___ PROVIDED INFORMATION ___
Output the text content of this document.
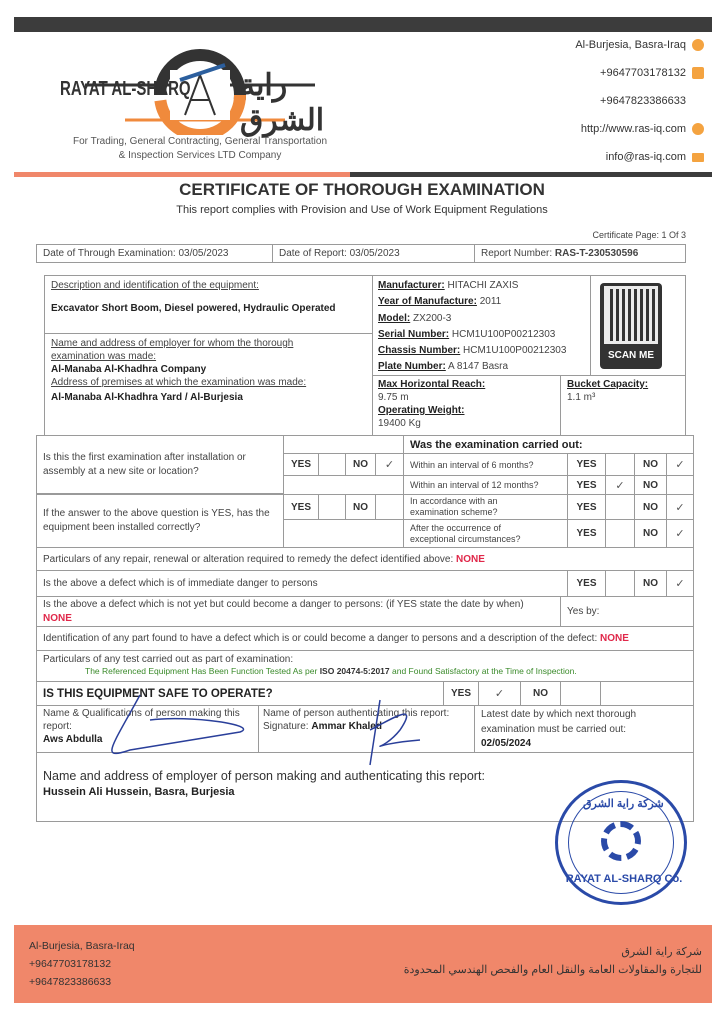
RAYAT AL-SHARQ راية الشرق
For Trading, General Contracting, General Transportation
& Inspection Services LTD Company
Al-Burjesia, Basra-Iraq
+9647703178132
+9647823386633
http://www.ras-iq.com
info@ras-iq.com
CERTIFICATE OF THOROUGH EXAMINATION
This report complies with Provision and Use of Work Equipment Regulations
Certificate Page: 1 Of 3
Date of Through Examination: 03/05/2023	Date of Report: 03/05/2023	Report Number:
RAS-T-230530596
Description and identification of the equipment:
Excavator Short Boom, Diesel powered, Hydraulic Operated
Name and address of employer for whom the thorough examination was made:
Al-Manaba Al-Khadhra Company
Address of premises at which the examination was made:
Al-Manaba Al-Khadhra Yard / Al-Burjesia
Manufacturer: HITACHI ZAXIS
Year of Manufacture: 2011
Model: ZX200-3
Serial Number: HCM1U100P00212303
Chassis Number: HCM1U100P00212303
Plate Number: A 8147 Basra
SCAN ME
Max Horizontal Reach:
9.75 m
Operating Weight:
19400 Kg
Bucket Capacity:
1.1 m³
Is this the first examination after installation or assembly at a new site or location?
YES	NO ✓
If the answer to the above question is YES, has the equipment been installed correctly?
YES	NO
Was the examination carried out:
Within an interval of 6 months?	YES	NO ✓
Within an interval of 12 months?	YES ✓ NO
In accordance with an examination scheme?	YES	NO ✓
After the occurrence of exceptional circumstances?	YES	NO ✓
Particulars of any repair, renewal or alteration required to remedy the defect identified above:
NONE
Is the above a defect which is of immediate danger to persons	YES	NO ✓
Is the above a defect which is not yet but could become a danger to persons: (if YES state the date by when) NONE
Yes by:
Identification of any part found to have a defect which is or could become a danger to persons and a description of the defect:
NONE
Particulars of any test carried out as part of examination:
The Referenced Equipment Has Been Function Tested As per ISO 20474-5:2017 and Found Satisfactory at the Time of Inspection.
IS THIS EQUIPMENT SAFE TO OPERATE?	YES ✓	NO
Name & Qualifications of person making this report:
Aws Abdulla
Name of person authenticating this report:
Signature: Ammar Khaled
Latest date by which next thorough examination must be carried out:
02/05/2024
Name and address of employer of person making and authenticating this report:
Hussein Ali Hussein, Basra, Burjesia
شركة راية الشرق
RAYAT AL-SHARQ Co.
Al-Burjesia, Basra-Iraq
+9647703178132
+9647823386633
شركة راية الشرق
للتجارة والمقاولات العامة والنقل العام والفحص الهندسي المحدودة
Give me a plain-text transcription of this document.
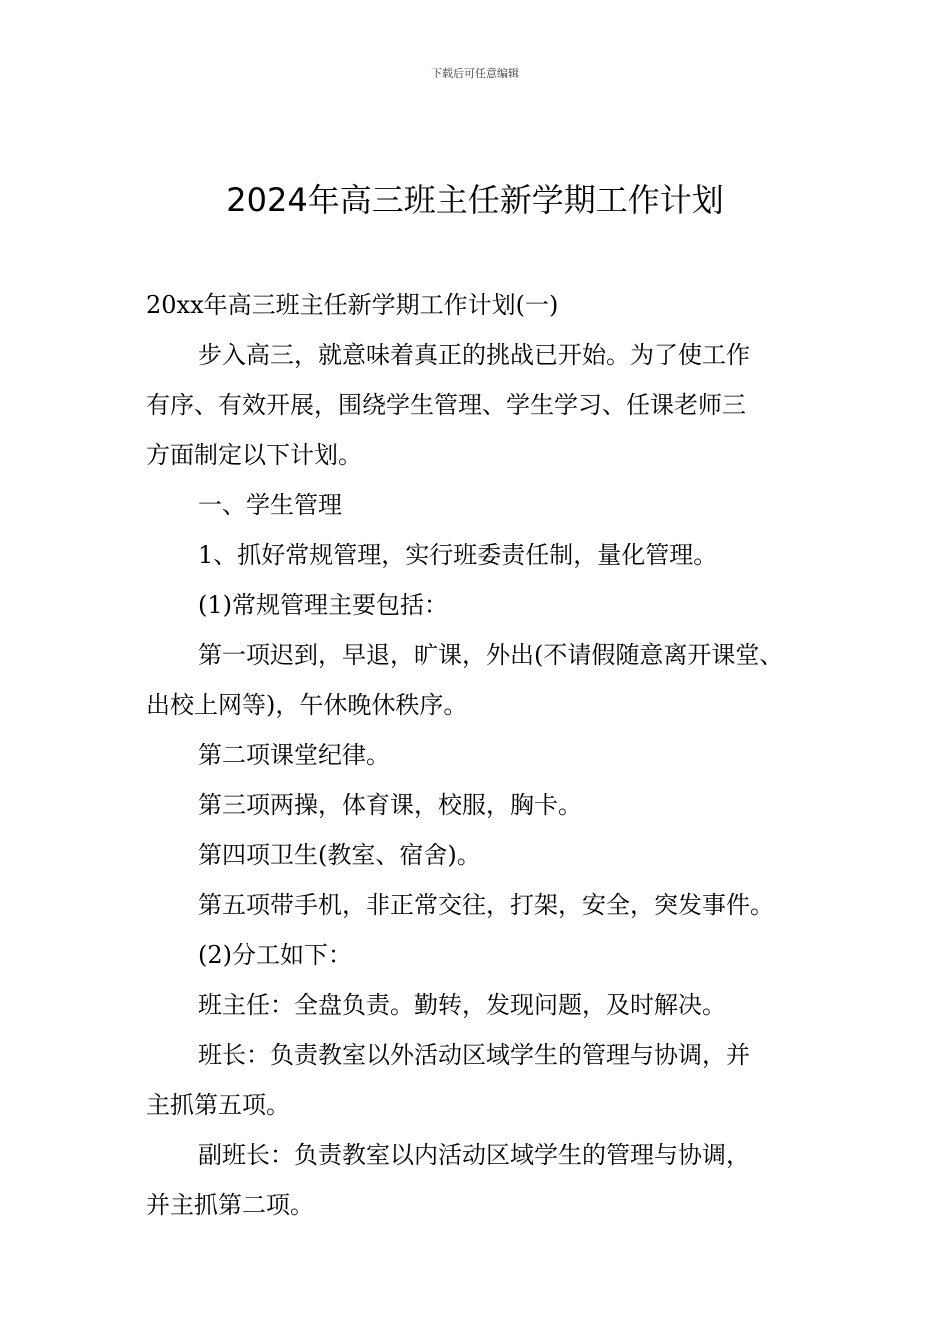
下载后可任意编辑
2024年高三班主任新学期工作计划

20xx年高三班主任新学期工作计划(一)

步入高三，就意味着真正的挑战已开始。为了使工作

有序、有效开展，围绕学生管理、学生学习、任课老师三

方面制定以下计划。

一、学生管理

1、抓好常规管理，实行班委责任制，量化管理。

(1)常规管理主要包括：

第一项迟到，早退，旷课，外出(不请假随意离开课堂、

出校上网等)，午休晚休秩序。

第二项课堂纪律。

第三项两操，体育课，校服，胸卡。

第四项卫生(教室、宿舍)。

第五项带手机，非正常交往，打架，安全，突发事件。

(2)分工如下：

班主任：全盘负责。勤转，发现问题，及时解决。

班长：负责教室以外活动区域学生的管理与协调，并

主抓第五项。

副班长：负责教室以内活动区域学生的管理与协调，

并主抓第二项。
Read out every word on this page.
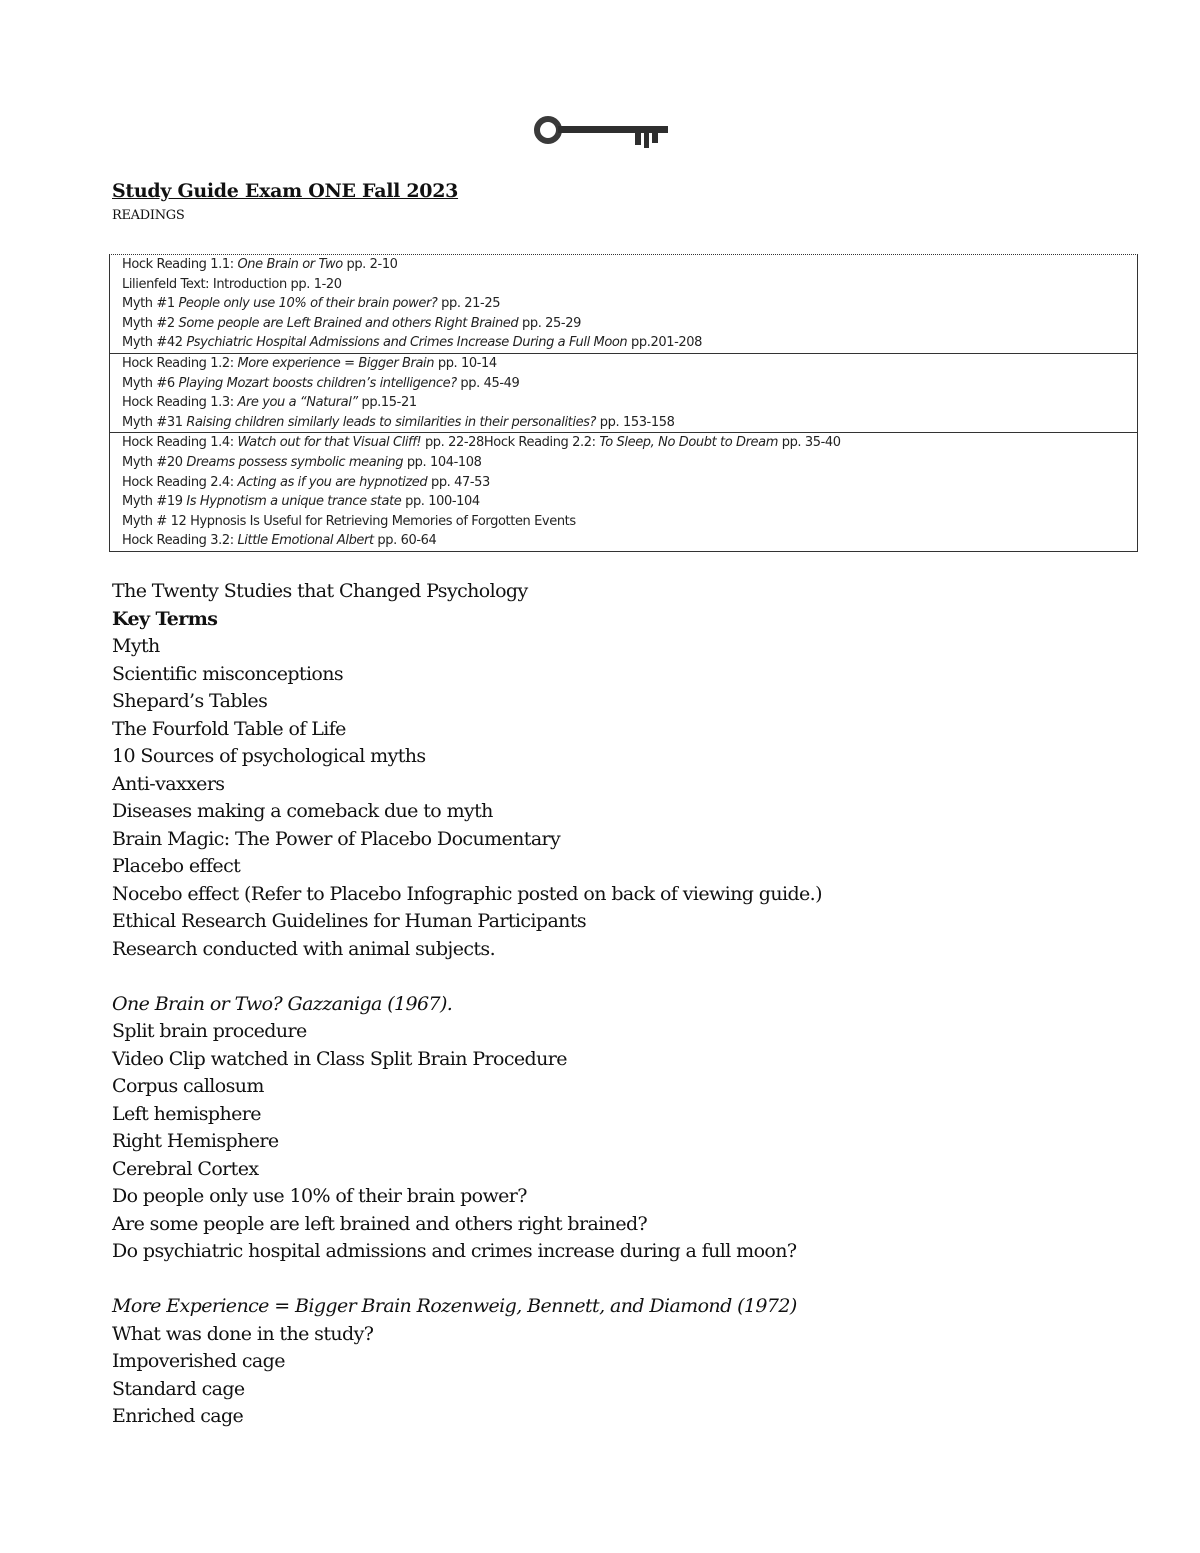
Study Guide Exam ONE Fall 2023

READINGS

Hock Reading 1.1: One Brain or Two pp. 2-10
Lilienfeld Text: Introduction pp. 1-20
Myth #1 People only use 10% of their brain power? pp. 21-25
Myth #2 Some people are Left Brained and others Right Brained pp. 25-29
Myth #42 Psychiatric Hospital Admissions and Crimes Increase During a Full Moon pp.201-208
Hock Reading 1.2: More experience = Bigger Brain pp. 10-14
Myth #6 Playing Mozart boosts children’s intelligence? pp. 45-49
Hock Reading 1.3: Are you a “Natural” pp.15-21
Myth #31 Raising children similarly leads to similarities in their personalities? pp. 153-158
Hock Reading 1.4: Watch out for that Visual Cliff! pp. 22-28Hock Reading 2.2: To Sleep, No Doubt to Dream pp. 35-40
Myth #20 Dreams possess symbolic meaning pp. 104-108
Hock Reading 2.4: Acting as if you are hypnotized pp. 47-53
Myth #19 Is Hypnotism a unique trance state pp. 100-104
Myth # 12 Hypnosis Is Useful for Retrieving Memories of Forgotten Events
Hock Reading 3.2: Little Emotional Albert pp. 60-64
The Twenty Studies that Changed Psychology
Key Terms
Myth
Scientific misconceptions
Shepard’s Tables
The Fourfold Table of Life
10 Sources of psychological myths
Anti-vaxxers
Diseases making a comeback due to myth
Brain Magic: The Power of Placebo Documentary
Placebo effect
Nocebo effect (Refer to Placebo Infographic posted on back of viewing guide.)
Ethical Research Guidelines for Human Participants
Research conducted with animal subjects.
One Brain or Two? Gazzaniga (1967).
Split brain procedure
Video Clip watched in Class Split Brain Procedure
Corpus callosum
Left hemisphere
Right Hemisphere
Cerebral Cortex
Do people only use 10% of their brain power?
Are some people are left brained and others right brained?
Do psychiatric hospital admissions and crimes increase during a full moon?
More Experience = Bigger Brain Rozenweig, Bennett, and Diamond (1972)
What was done in the study?
Impoverished cage
Standard cage
Enriched cage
___
◆ THE PROBLEM: Quote the records above exactly, leaving out any pictures.

◆ SOLVED EXERCISE:
Output the text content of this document.
RAYAT AL-SHARQ راية الشرق
For Trading, General Contracting, General Transportation
& Inspection Services LTD Company
Al-Burjesia, Basra-Iraq
+9647703178132
+9647823386633
http://www.ras-iq.com
info@ras-iq.com
CERTIFICATE OF THOROUGH EXAMINATION
This report complies with Provision and Use of Work Equipment Regulations
Certificate Page: 1 Of 3
Date of Through Examination: 03/05/2023	Date of Report: 03/05/2023	Report Number:
RAS-T-230530596
Description and identification of the equipment:
Excavator Short Boom, Diesel powered, Hydraulic Operated
Name and address of employer for whom the thorough examination was made:
Al-Manaba Al-Khadhra Company
Address of premises at which the examination was made:
Al-Manaba Al-Khadhra Yard / Al-Burjesia
Manufacturer: HITACHI ZAXIS
Year of Manufacture: 2011
Model: ZX200-3
Serial Number: HCM1U100P00212303
Chassis Number: HCM1U100P00212303
Plate Number: A 8147 Basra
SCAN ME
Max Horizontal Reach:
9.75 m
Operating Weight:
19400 Kg
Bucket Capacity:
1.1 m³
Is this the first examination after installation or assembly at a new site or location?
YES	NO ✓
If the answer to the above question is YES, has the equipment been installed correctly?
YES	NO
Was the examination carried out:
Within an interval of 6 months?	YES	NO ✓
Within an interval of 12 months?	YES ✓ NO
In accordance with an examination scheme?	YES	NO ✓
After the occurrence of exceptional circumstances?	YES	NO ✓
Particulars of any repair, renewal or alteration required to remedy the defect identified above:
NONE
Is the above a defect which is of immediate danger to persons	YES	NO ✓
Is the above a defect which is not yet but could become a danger to persons: (if YES state the date by when) NONE
Yes by:
Identification of any part found to have a defect which is or could become a danger to persons and a description of the defect:
NONE
Particulars of any test carried out as part of examination:
The Referenced Equipment Has Been Function Tested As per ISO 20474-5:2017 and Found Satisfactory at the Time of Inspection.
IS THIS EQUIPMENT SAFE TO OPERATE?	YES ✓	NO
Name & Qualifications of person making this report:
Aws Abdulla
Name of person authenticating this report:
Signature: Ammar Khaled
Latest date by which next thorough examination must be carried out:
02/05/2024
Name and address of employer of person making and authenticating this report:
Hussein Ali Hussein, Basra, Burjesia
شركة راية الشرق
RAYAT AL-SHARQ Co.
Al-Burjesia, Basra-Iraq
+9647703178132
+9647823386633
شركة راية الشرق
للتجارة والمقاولات العامة والنقل العام والفحص الهندسي المحدودة
Give me a plain-text transcription of this document.
下载后可任意编辑
2024年高三班主任新学期工作计划

20xx年高三班主任新学期工作计划(一)

步入高三，就意味着真正的挑战已开始。为了使工作

有序、有效开展，围绕学生管理、学生学习、任课老师三

方面制定以下计划。

一、学生管理

1、抓好常规管理，实行班委责任制，量化管理。

(1)常规管理主要包括：

第一项迟到，早退，旷课，外出(不请假随意离开课堂、

出校上网等)，午休晚休秩序。

第二项课堂纪律。

第三项两操，体育课，校服，胸卡。

第四项卫生(教室、宿舍)。

第五项带手机，非正常交往，打架，安全，突发事件。

(2)分工如下：

班主任：全盘负责。勤转，发现问题，及时解决。

班长：负责教室以外活动区域学生的管理与协调，并

主抓第五项。

副班长：负责教室以内活动区域学生的管理与协调，

并主抓第二项。
Read out every word on this page.
Study Guide Exam ONE Fall 2023

READINGS

Hock Reading 1.1: One Brain or Two pp. 2-10
Lilienfeld Text: Introduction pp. 1-20
Myth #1 People only use 10% of their brain power? pp. 21-25
Myth #2 Some people are Left Brained and others Right Brained pp. 25-29
Myth #42 Psychiatric Hospital Admissions and Crimes Increase During a Full Moon pp.201-208
Hock Reading 1.2: More experience = Bigger Brain pp. 10-14
Myth #6 Playing Mozart boosts children’s intelligence? pp. 45-49
Hock Reading 1.3: Are you a “Natural” pp.15-21
Myth #31 Raising children similarly leads to similarities in their personalities? pp. 153-158
Hock Reading 1.4: Watch out for that Visual Cliff! pp. 22-28Hock Reading 2.2: To Sleep, No Doubt to Dream pp. 35-40
Myth #20 Dreams possess symbolic meaning pp. 104-108
Hock Reading 2.4: Acting as if you are hypnotized pp. 47-53
Myth #19 Is Hypnotism a unique trance state pp. 100-104
Myth # 12 Hypnosis Is Useful for Retrieving Memories of Forgotten Events
Hock Reading 3.2: Little Emotional Albert pp. 60-64
The Twenty Studies that Changed Psychology
Key Terms
Myth
Scientific misconceptions
Shepard’s Tables
The Fourfold Table of Life
10 Sources of psychological myths
Anti-vaxxers
Diseases making a comeback due to myth
Brain Magic: The Power of Placebo Documentary
Placebo effect
Nocebo effect (Refer to Placebo Infographic posted on back of viewing guide.)
Ethical Research Guidelines for Human Participants
Research conducted with animal subjects.
One Brain or Two? Gazzaniga (1967).
Split brain procedure
Video Clip watched in Class Split Brain Procedure
Corpus callosum
Left hemisphere
Right Hemisphere
Cerebral Cortex
Do people only use 10% of their brain power?
Are some people are left brained and others right brained?
Do psychiatric hospital admissions and crimes increase during a full moon?
More Experience = Bigger Brain Rozenweig, Bennett, and Diamond (1972)
What was done in the study?
Impoverished cage
Standard cage
Enriched cage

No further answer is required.